Information given
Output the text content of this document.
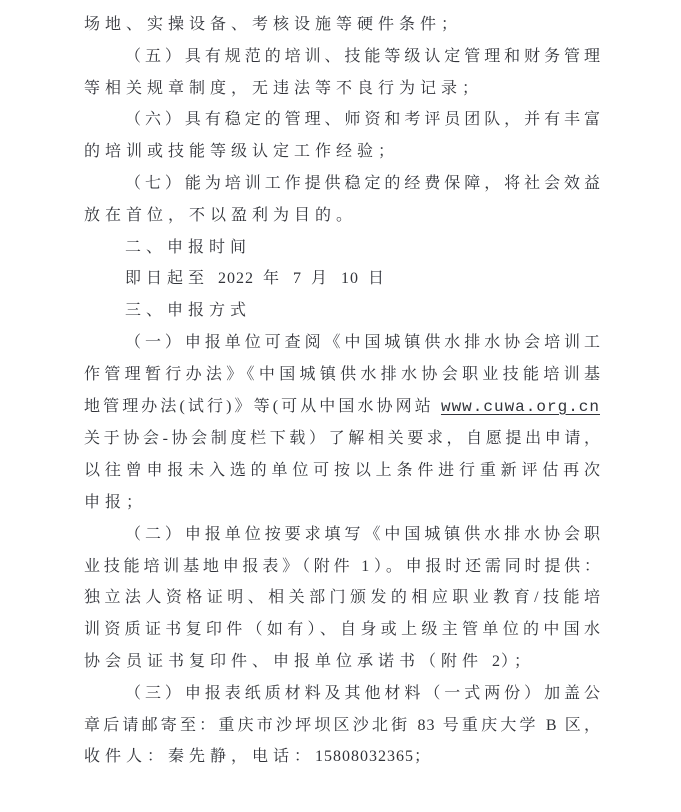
场地、实操设备、考核设施等硬件条件；
（五）具有规范的培训、技能等级认定管理和财务管理
等相关规章制度，无违法等不良行为记录；
（六）具有稳定的管理、师资和考评员团队，并有丰富
的培训或技能等级认定工作经验；
（七）能为培训工作提供稳定的经费保障，将社会效益
放在首位，不以盈利为目的。
二、申报时间
即日起至 2022 年 7 月 10 日
三、申报方式
（一）申报单位可查阅《中国城镇供水排水协会培训工
作管理暂行办法》《中国城镇供水排水协会职业技能培训基
地管理办法(试行)》等(可从中国水协网站 www.cuwa.org.cn
关于协会-协会制度栏下载）了解相关要求，自愿提出申请，
以往曾申报未入选的单位可按以上条件进行重新评估再次
申报；
（二）申报单位按要求填写《中国城镇供水排水协会职
业技能培训基地申报表》（附件 1）。申报时还需同时提供：
独立法人资格证明、相关部门颁发的相应职业教育/技能培
训资质证书复印件（如有）、自身或上级主管单位的中国水
协会员证书复印件、申报单位承诺书（附件 2）；
（三）申报表纸质材料及其他材料（一式两份）加盖公
章后请邮寄至：重庆市沙坪坝区沙北街 83 号重庆大学 B 区，
收件人：秦先静，电话：15808032365；
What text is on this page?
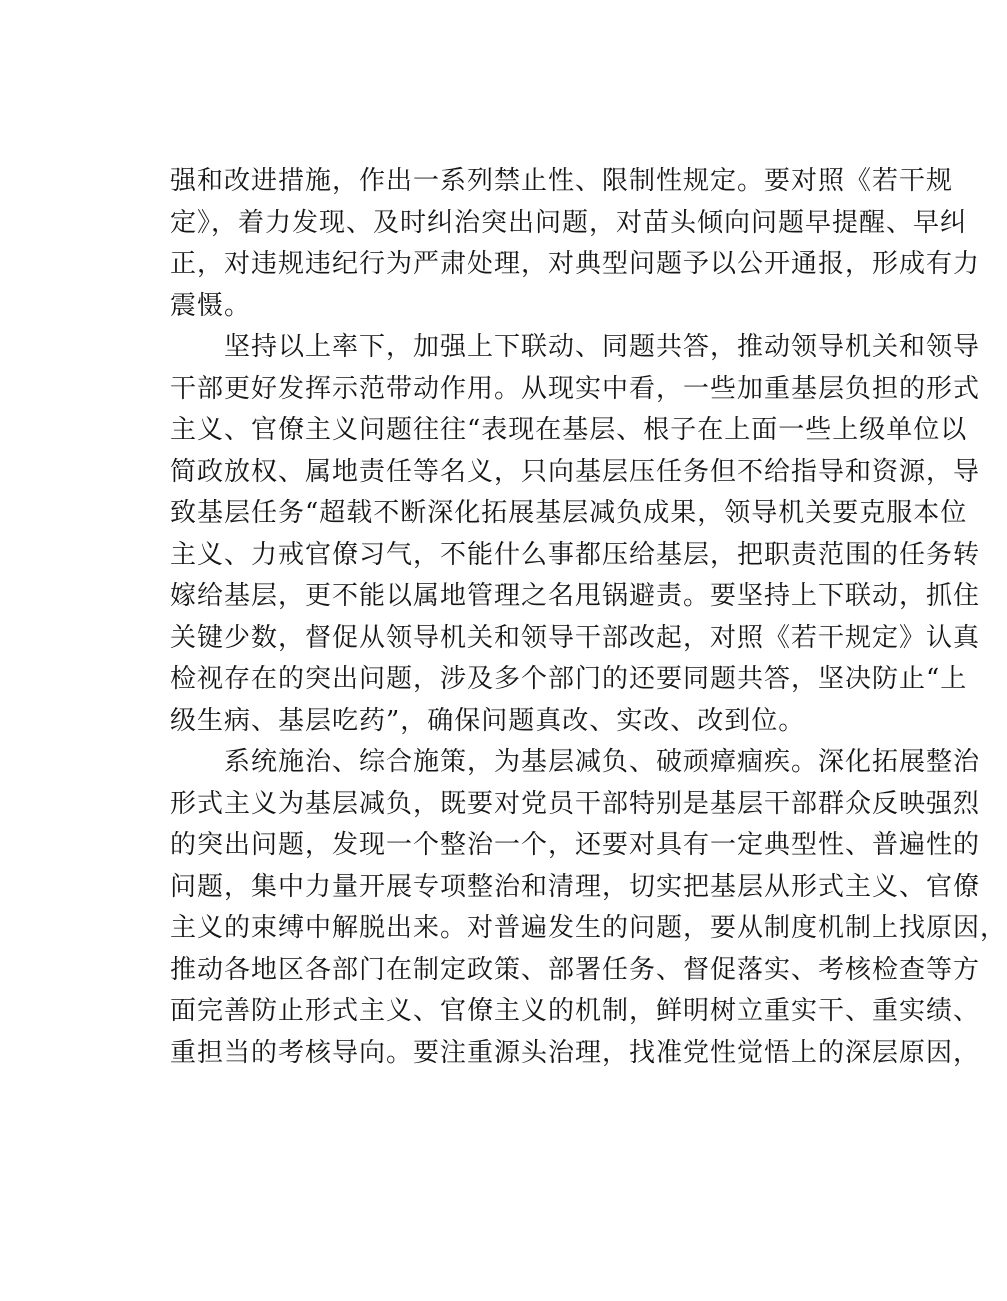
强和改进措施，作出一系列禁止性、限制性规定。要对照《若干规
定》，着力发现、及时纠治突出问题，对苗头倾向问题早提醒、早纠
正，对违规违纪行为严肃处理，对典型问题予以公开通报，形成有力
震慑。
　　坚持以上率下，加强上下联动、同题共答，推动领导机关和领导
干部更好发挥示范带动作用。从现实中看，一些加重基层负担的形式
主义、官僚主义问题往往“表现在基层、根子在上面一些上级单位以
简政放权、属地责任等名义，只向基层压任务但不给指导和资源，导
致基层任务“超载不断深化拓展基层减负成果，领导机关要克服本位
主义、力戒官僚习气，不能什么事都压给基层，把职责范围的任务转
嫁给基层，更不能以属地管理之名甩锅避责。要坚持上下联动，抓住
关键少数，督促从领导机关和领导干部改起，对照《若干规定》认真
检视存在的突出问题，涉及多个部门的还要同题共答，坚决防止“上
级生病、基层吃药”，确保问题真改、实改、改到位。
　　系统施治、综合施策，为基层减负、破顽瘴痼疾。深化拓展整治
形式主义为基层减负，既要对党员干部特别是基层干部群众反映强烈
的突出问题，发现一个整治一个，还要对具有一定典型性、普遍性的
问题，集中力量开展专项整治和清理，切实把基层从形式主义、官僚
主义的束缚中解脱出来。对普遍发生的问题，要从制度机制上找原因，
推动各地区各部门在制定政策、部署任务、督促落实、考核检查等方
面完善防止形式主义、官僚主义的机制，鲜明树立重实干、重实绩、
重担当的考核导向。要注重源头治理，找准党性觉悟上的深层原因，
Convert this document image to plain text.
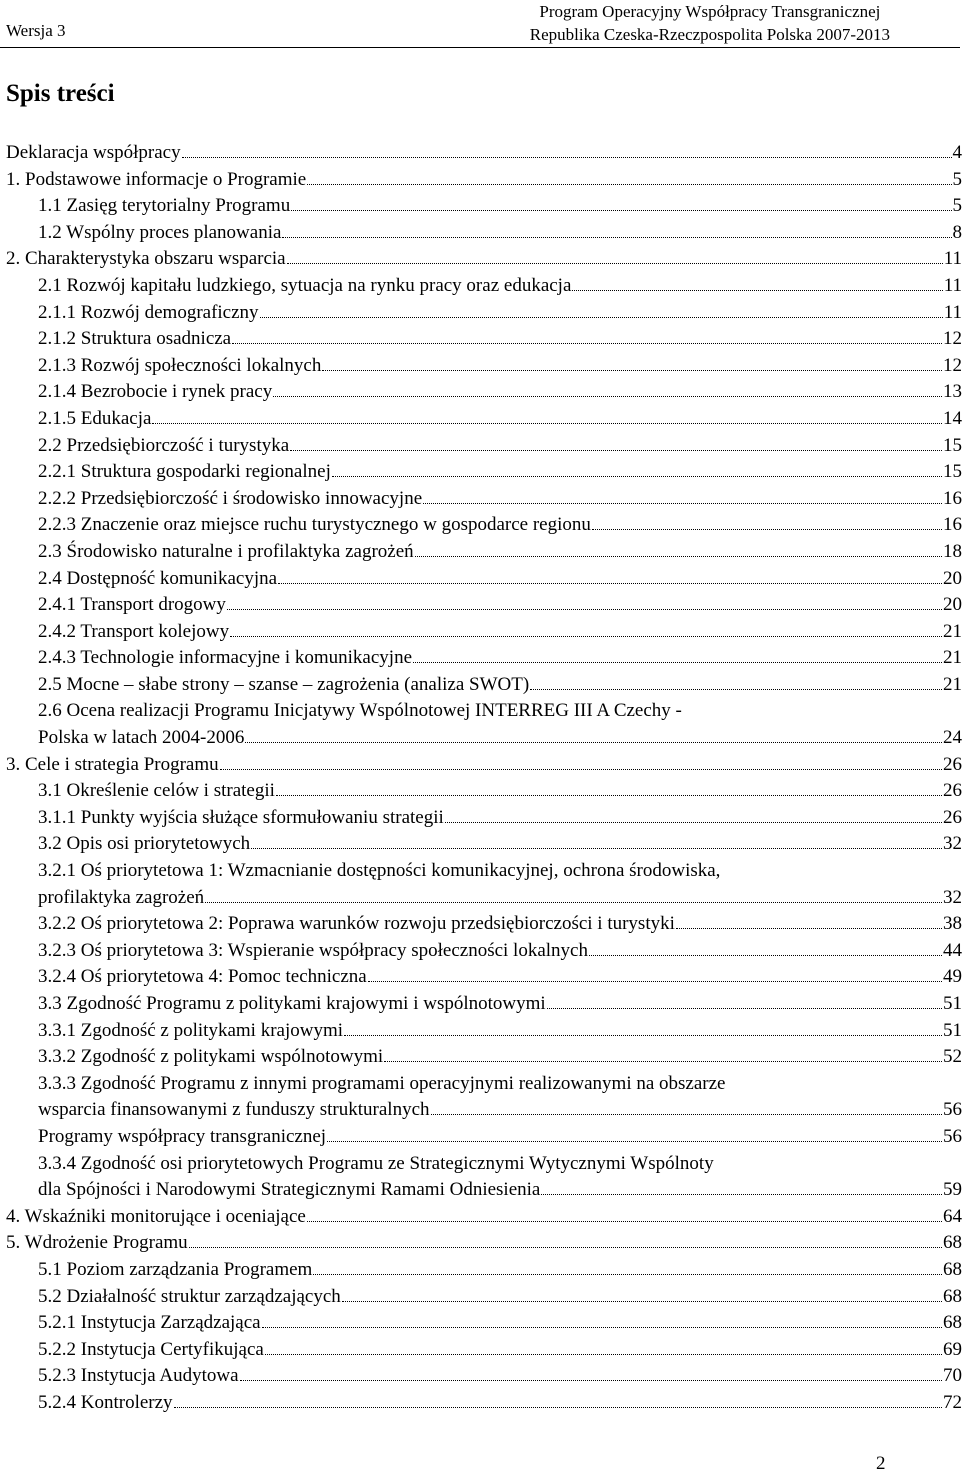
Wersja 3
Program Operacyjny Współpracy Transgranicznej
Republika Czeska-Rzeczpospolita Polska 2007-2013
Spis treści
Deklaracja współpracy	4
1. Podstawowe informacje o Programie	5
1.1 Zasięg terytorialny Programu	5
1.2 Wspólny proces planowania	8
2. Charakterystyka obszaru wsparcia	11
2.1 Rozwój kapitału ludzkiego, sytuacja na rynku pracy oraz edukacja	11
2.1.1 Rozwój demograficzny	11
2.1.2 Struktura osadnicza	12
2.1.3 Rozwój społeczności lokalnych	12
2.1.4 Bezrobocie i rynek pracy	13
2.1.5 Edukacja	14
2.2 Przedsiębiorczość i turystyka	15
2.2.1 Struktura gospodarki regionalnej	15
2.2.2 Przedsiębiorczość i środowisko innowacyjne	16
2.2.3 Znaczenie oraz miejsce ruchu turystycznego w gospodarce regionu	16
2.3 Środowisko naturalne i profilaktyka zagrożeń	18
2.4 Dostępność komunikacyjna	20
2.4.1 Transport drogowy	20
2.4.2 Transport kolejowy	21
2.4.3 Technologie informacyjne i komunikacyjne	21
2.5 Mocne – słabe strony – szanse – zagrożenia (analiza SWOT)	21
2.6 Ocena realizacji Programu Inicjatywy Wspólnotowej INTERREG III A Czechy -
Polska w latach 2004-2006	24
3. Cele i strategia Programu	26
3.1 Określenie celów i strategii	26
3.1.1 Punkty wyjścia służące sformułowaniu strategii	26
3.2 Opis osi priorytetowych	32
3.2.1 Oś priorytetowa 1: Wzmacnianie dostępności komunikacyjnej, ochrona środowiska,
profilaktyka zagrożeń	32
3.2.2 Oś priorytetowa 2: Poprawa warunków rozwoju przedsiębiorczości i turystyki	38
3.2.3 Oś priorytetowa 3: Wspieranie współpracy społeczności lokalnych	44
3.2.4 Oś priorytetowa 4: Pomoc techniczna	49
3.3 Zgodność Programu z politykami krajowymi i wspólnotowymi	51
3.3.1 Zgodność z politykami krajowymi	51
3.3.2 Zgodność z politykami wspólnotowymi	52
3.3.3 Zgodność Programu z innymi programami operacyjnymi realizowanymi na obszarze
wsparcia finansowanymi z funduszy strukturalnych	56
Programy współpracy transgranicznej	56
3.3.4 Zgodność osi priorytetowych Programu ze Strategicznymi Wytycznymi Wspólnoty
dla Spójności i Narodowymi Strategicznymi Ramami Odniesienia	59
4. Wskaźniki monitorujące i oceniające	64
5. Wdrożenie Programu	68
5.1 Poziom zarządzania Programem	68
5.2 Działalność struktur zarządzających	68
5.2.1 Instytucja Zarządzająca	68
5.2.2 Instytucja Certyfikująca	69
5.2.3 Instytucja Audytowa	70
5.2.4 Kontrolerzy	72
2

Required work
Return the material exactly as given, apart from the pictures.

Response to the task
Output the text content of this document.
场地、实操设备、考核设施等硬件条件；
（五）具有规范的培训、技能等级认定管理和财务管理
等相关规章制度，无违法等不良行为记录；
（六）具有稳定的管理、师资和考评员团队，并有丰富
的培训或技能等级认定工作经验；
（七）能为培训工作提供稳定的经费保障，将社会效益
放在首位，不以盈利为目的。
二、申报时间
即日起至 2022 年 7 月 10 日
三、申报方式
（一）申报单位可查阅《中国城镇供水排水协会培训工
作管理暂行办法》《中国城镇供水排水协会职业技能培训基
地管理办法(试行)》等(可从中国水协网站 www.cuwa.org.cn
关于协会-协会制度栏下载）了解相关要求，自愿提出申请，
以往曾申报未入选的单位可按以上条件进行重新评估再次
申报；
（二）申报单位按要求填写《中国城镇供水排水协会职
业技能培训基地申报表》（附件 1）。申报时还需同时提供：
独立法人资格证明、相关部门颁发的相应职业教育/技能培
训资质证书复印件（如有）、自身或上级主管单位的中国水
协会员证书复印件、申报单位承诺书（附件 2）；
（三）申报表纸质材料及其他材料（一式两份）加盖公
章后请邮寄至：重庆市沙坪坝区沙北街 83 号重庆大学 B 区，
收件人：秦先静，电话：15808032365；
What text is on this page?
强和改进措施，作出一系列禁止性、限制性规定。要对照《若干规
定》，着力发现、及时纠治突出问题，对苗头倾向问题早提醒、早纠
正，对违规违纪行为严肃处理，对典型问题予以公开通报，形成有力
震慑。
　　坚持以上率下，加强上下联动、同题共答，推动领导机关和领导
干部更好发挥示范带动作用。从现实中看，一些加重基层负担的形式
主义、官僚主义问题往往“表现在基层、根子在上面一些上级单位以
简政放权、属地责任等名义，只向基层压任务但不给指导和资源，导
致基层任务“超载不断深化拓展基层减负成果，领导机关要克服本位
主义、力戒官僚习气，不能什么事都压给基层，把职责范围的任务转
嫁给基层，更不能以属地管理之名甩锅避责。要坚持上下联动，抓住
关键少数，督促从领导机关和领导干部改起，对照《若干规定》认真
检视存在的突出问题，涉及多个部门的还要同题共答，坚决防止“上
级生病、基层吃药”，确保问题真改、实改、改到位。
　　系统施治、综合施策，为基层减负、破顽瘴痼疾。深化拓展整治
形式主义为基层减负，既要对党员干部特别是基层干部群众反映强烈
的突出问题，发现一个整治一个，还要对具有一定典型性、普遍性的
问题，集中力量开展专项整治和清理，切实把基层从形式主义、官僚
主义的束缚中解脱出来。对普遍发生的问题，要从制度机制上找原因，
推动各地区各部门在制定政策、部署任务、督促落实、考核检查等方
面完善防止形式主义、官僚主义的机制，鲜明树立重实干、重实绩、
重担当的考核导向。要注重源头治理，找准党性觉悟上的深层原因，
Convert this document image to plain text.
Wersja 3
Program Operacyjny Współpracy Transgranicznej
Republika Czeska-Rzeczpospolita Polska 2007-2013
Spis treści
Deklaracja współpracy	4
1. Podstawowe informacje o Programie	5
1.1 Zasięg terytorialny Programu	5
1.2 Wspólny proces planowania	8
2. Charakterystyka obszaru wsparcia	11
2.1 Rozwój kapitału ludzkiego, sytuacja na rynku pracy oraz edukacja	11
2.1.1 Rozwój demograficzny	11
2.1.2 Struktura osadnicza	12
2.1.3 Rozwój społeczności lokalnych	12
2.1.4 Bezrobocie i rynek pracy	13
2.1.5 Edukacja	14
2.2 Przedsiębiorczość i turystyka	15
2.2.1 Struktura gospodarki regionalnej	15
2.2.2 Przedsiębiorczość i środowisko innowacyjne	16
2.2.3 Znaczenie oraz miejsce ruchu turystycznego w gospodarce regionu	16
2.3 Środowisko naturalne i profilaktyka zagrożeń	18
2.4 Dostępność komunikacyjna	20
2.4.1 Transport drogowy	20
2.4.2 Transport kolejowy	21
2.4.3 Technologie informacyjne i komunikacyjne	21
2.5 Mocne – słabe strony – szanse – zagrożenia (analiza SWOT)	21
2.6 Ocena realizacji Programu Inicjatywy Wspólnotowej INTERREG III A Czechy -
Polska w latach 2004-2006	24
3. Cele i strategia Programu	26
3.1 Określenie celów i strategii	26
3.1.1 Punkty wyjścia służące sformułowaniu strategii	26
3.2 Opis osi priorytetowych	32
3.2.1 Oś priorytetowa 1: Wzmacnianie dostępności komunikacyjnej, ochrona środowiska,
profilaktyka zagrożeń	32
3.2.2 Oś priorytetowa 2: Poprawa warunków rozwoju przedsiębiorczości i turystyki	38
3.2.3 Oś priorytetowa 3: Wspieranie współpracy społeczności lokalnych	44
3.2.4 Oś priorytetowa 4: Pomoc techniczna	49
3.3 Zgodność Programu z politykami krajowymi i wspólnotowymi	51
3.3.1 Zgodność z politykami krajowymi	51
3.3.2 Zgodność z politykami wspólnotowymi	52
3.3.3 Zgodność Programu z innymi programami operacyjnymi realizowanymi na obszarze
wsparcia finansowanymi z funduszy strukturalnych	56
Programy współpracy transgranicznej	56
3.3.4 Zgodność osi priorytetowych Programu ze Strategicznymi Wytycznymi Wspólnoty
dla Spójności i Narodowymi Strategicznymi Ramami Odniesienia	59
4. Wskaźniki monitorujące i oceniające	64
5. Wdrożenie Programu	68
5.1 Poziom zarządzania Programem	68
5.2 Działalność struktur zarządzających	68
5.2.1 Instytucja Zarządzająca	68
5.2.2 Instytucja Certyfikująca	69
5.2.3 Instytucja Audytowa	70
5.2.4 Kontrolerzy	72
2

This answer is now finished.